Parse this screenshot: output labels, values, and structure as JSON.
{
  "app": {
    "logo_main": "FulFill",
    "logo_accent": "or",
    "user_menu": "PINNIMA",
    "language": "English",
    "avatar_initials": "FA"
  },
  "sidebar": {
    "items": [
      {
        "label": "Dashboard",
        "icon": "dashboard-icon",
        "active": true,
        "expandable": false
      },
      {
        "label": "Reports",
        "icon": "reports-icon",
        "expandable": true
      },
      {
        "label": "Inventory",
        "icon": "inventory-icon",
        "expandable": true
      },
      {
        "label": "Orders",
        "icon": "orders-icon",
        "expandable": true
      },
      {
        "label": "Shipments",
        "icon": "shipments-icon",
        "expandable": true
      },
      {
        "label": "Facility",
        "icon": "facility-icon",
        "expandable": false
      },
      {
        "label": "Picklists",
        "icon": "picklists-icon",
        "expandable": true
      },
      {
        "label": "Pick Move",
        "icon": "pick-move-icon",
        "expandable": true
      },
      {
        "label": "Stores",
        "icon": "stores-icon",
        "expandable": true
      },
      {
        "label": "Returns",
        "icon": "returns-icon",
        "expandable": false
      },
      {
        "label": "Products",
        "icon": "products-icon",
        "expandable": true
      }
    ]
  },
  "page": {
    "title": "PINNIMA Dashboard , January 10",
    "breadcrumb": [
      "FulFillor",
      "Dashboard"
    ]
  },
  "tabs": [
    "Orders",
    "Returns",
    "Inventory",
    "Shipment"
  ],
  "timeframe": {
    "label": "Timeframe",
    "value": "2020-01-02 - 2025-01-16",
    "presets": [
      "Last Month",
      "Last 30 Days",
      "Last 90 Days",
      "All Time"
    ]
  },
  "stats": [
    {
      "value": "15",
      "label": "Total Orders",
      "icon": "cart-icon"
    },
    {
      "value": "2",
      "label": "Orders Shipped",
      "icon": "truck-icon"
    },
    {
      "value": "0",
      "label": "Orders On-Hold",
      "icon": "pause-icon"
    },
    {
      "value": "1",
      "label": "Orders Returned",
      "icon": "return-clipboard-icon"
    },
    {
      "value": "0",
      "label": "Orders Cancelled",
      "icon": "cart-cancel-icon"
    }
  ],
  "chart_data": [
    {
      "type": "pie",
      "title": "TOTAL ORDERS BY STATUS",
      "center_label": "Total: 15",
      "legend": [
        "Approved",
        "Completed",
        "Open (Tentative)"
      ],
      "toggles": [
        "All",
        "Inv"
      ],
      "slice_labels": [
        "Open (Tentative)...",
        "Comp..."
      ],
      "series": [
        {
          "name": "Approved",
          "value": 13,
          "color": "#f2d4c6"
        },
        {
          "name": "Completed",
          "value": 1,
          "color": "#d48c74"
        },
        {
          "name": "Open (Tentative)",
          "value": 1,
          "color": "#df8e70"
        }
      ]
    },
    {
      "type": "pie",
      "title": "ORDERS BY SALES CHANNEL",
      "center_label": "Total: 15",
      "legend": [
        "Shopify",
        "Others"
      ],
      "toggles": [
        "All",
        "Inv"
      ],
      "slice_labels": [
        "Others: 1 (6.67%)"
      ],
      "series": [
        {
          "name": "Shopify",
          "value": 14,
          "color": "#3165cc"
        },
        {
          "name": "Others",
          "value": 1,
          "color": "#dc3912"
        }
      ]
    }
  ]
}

──────────

Take the entries and copy them out exactly.

EXERCISE SOLUTION
Parse this screenshot: output labels, values, and structure as JSON.
{
  "app": {
    "logo_main": "FulFill",
    "logo_accent": "or",
    "user_menu": "PINNIMA",
    "language": "English",
    "avatar_initials": "FA"
  },
  "sidebar": {
    "items": [
      {
        "label": "Dashboard",
        "icon": "dashboard-icon",
        "active": true,
        "expandable": false
      },
      {
        "label": "Reports",
        "icon": "reports-icon",
        "expandable": true
      },
      {
        "label": "Inventory",
        "icon": "inventory-icon",
        "expandable": true
      },
      {
        "label": "Orders",
        "icon": "orders-icon",
        "expandable": true
      },
      {
        "label": "Shipments",
        "icon": "shipments-icon",
        "expandable": true
      },
      {
        "label": "Facility",
        "icon": "facility-icon",
        "expandable": false
      },
      {
        "label": "Picklists",
        "icon": "picklists-icon",
        "expandable": true
      },
      {
        "label": "Pick Move",
        "icon": "pick-move-icon",
        "expandable": true
      },
      {
        "label": "Stores",
        "icon": "stores-icon",
        "expandable": true
      },
      {
        "label": "Returns",
        "icon": "returns-icon",
        "expandable": false
      },
      {
        "label": "Products",
        "icon": "products-icon",
        "expandable": true
      }
    ]
  },
  "page": {
    "title": "PINNIMA Dashboard , January 10",
    "breadcrumb": [
      "FulFillor",
      "Dashboard"
    ]
  },
  "tabs": [
    "Orders",
    "Returns",
    "Inventory",
    "Shipment"
  ],
  "timeframe": {
    "label": "Timeframe",
    "value": "2020-01-02 - 2025-01-16",
    "presets": [
      "Last Month",
      "Last 30 Days",
      "Last 90 Days",
      "All Time"
    ]
  },
  "stats": [
    {
      "value": "15",
      "label": "Total Orders",
      "icon": "cart-icon"
    },
    {
      "value": "2",
      "label": "Orders Shipped",
      "icon": "truck-icon"
    },
    {
      "value": "0",
      "label": "Orders On-Hold",
      "icon": "pause-icon"
    },
    {
      "value": "1",
      "label": "Orders Returned",
      "icon": "return-clipboard-icon"
    },
    {
      "value": "0",
      "label": "Orders Cancelled",
      "icon": "cart-cancel-icon"
    }
  ],
  "chart_data": [
    {
      "type": "pie",
      "title": "TOTAL ORDERS BY STATUS",
      "center_label": "Total: 15",
      "legend": [
        "Approved",
        "Completed",
        "Open (Tentative)"
      ],
      "toggles": [
        "All",
        "Inv"
      ],
      "slice_labels": [
        "Open (Tentative)...",
        "Comp..."
      ],
      "series": [
        {
          "name": "Approved",
          "value": 13,
          "color": "#f2d4c6"
        },
        {
          "name": "Completed",
          "value": 1,
          "color": "#d48c74"
        },
        {
          "name": "Open (Tentative)",
          "value": 1,
          "color": "#df8e70"
        }
      ]
    },
    {
      "type": "pie",
      "title": "ORDERS BY SALES CHANNEL",
      "center_label": "Total: 15",
      "legend": [
        "Shopify",
        "Others"
      ],
      "toggles": [
        "All",
        "Inv"
      ],
      "slice_labels": [
        "Others: 1 (6.67%)"
      ],
      "series": [
        {
          "name": "Shopify",
          "value": 14,
          "color": "#3165cc"
        },
        {
          "name": "Others",
          "value": 1,
          "color": "#dc3912"
        }
      ]
    }
  ]
}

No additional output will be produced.